Short task: From the entries that follow, pick out all lines holding "Information".

_ _ _ _

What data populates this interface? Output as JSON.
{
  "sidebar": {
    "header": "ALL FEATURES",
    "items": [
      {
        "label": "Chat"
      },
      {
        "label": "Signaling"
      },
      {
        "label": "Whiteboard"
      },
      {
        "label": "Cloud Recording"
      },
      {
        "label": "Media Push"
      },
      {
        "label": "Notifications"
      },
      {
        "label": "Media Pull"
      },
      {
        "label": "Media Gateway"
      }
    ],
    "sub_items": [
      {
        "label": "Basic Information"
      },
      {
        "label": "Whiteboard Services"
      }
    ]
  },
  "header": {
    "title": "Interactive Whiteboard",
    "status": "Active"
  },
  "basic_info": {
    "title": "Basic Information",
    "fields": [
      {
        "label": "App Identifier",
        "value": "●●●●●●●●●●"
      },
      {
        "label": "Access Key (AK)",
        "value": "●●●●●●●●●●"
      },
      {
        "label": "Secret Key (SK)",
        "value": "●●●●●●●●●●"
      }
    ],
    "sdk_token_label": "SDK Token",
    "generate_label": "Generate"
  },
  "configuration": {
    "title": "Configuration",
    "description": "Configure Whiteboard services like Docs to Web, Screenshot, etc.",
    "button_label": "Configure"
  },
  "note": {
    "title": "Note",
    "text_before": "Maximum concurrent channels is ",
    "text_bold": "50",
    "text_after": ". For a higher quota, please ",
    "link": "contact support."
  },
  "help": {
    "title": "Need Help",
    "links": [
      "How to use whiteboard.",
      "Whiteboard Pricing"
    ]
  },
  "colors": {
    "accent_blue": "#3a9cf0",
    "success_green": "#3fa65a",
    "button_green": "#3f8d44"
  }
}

_ _ _ _

Result:
        "label": "Basic Information"
    "title": "Basic Information",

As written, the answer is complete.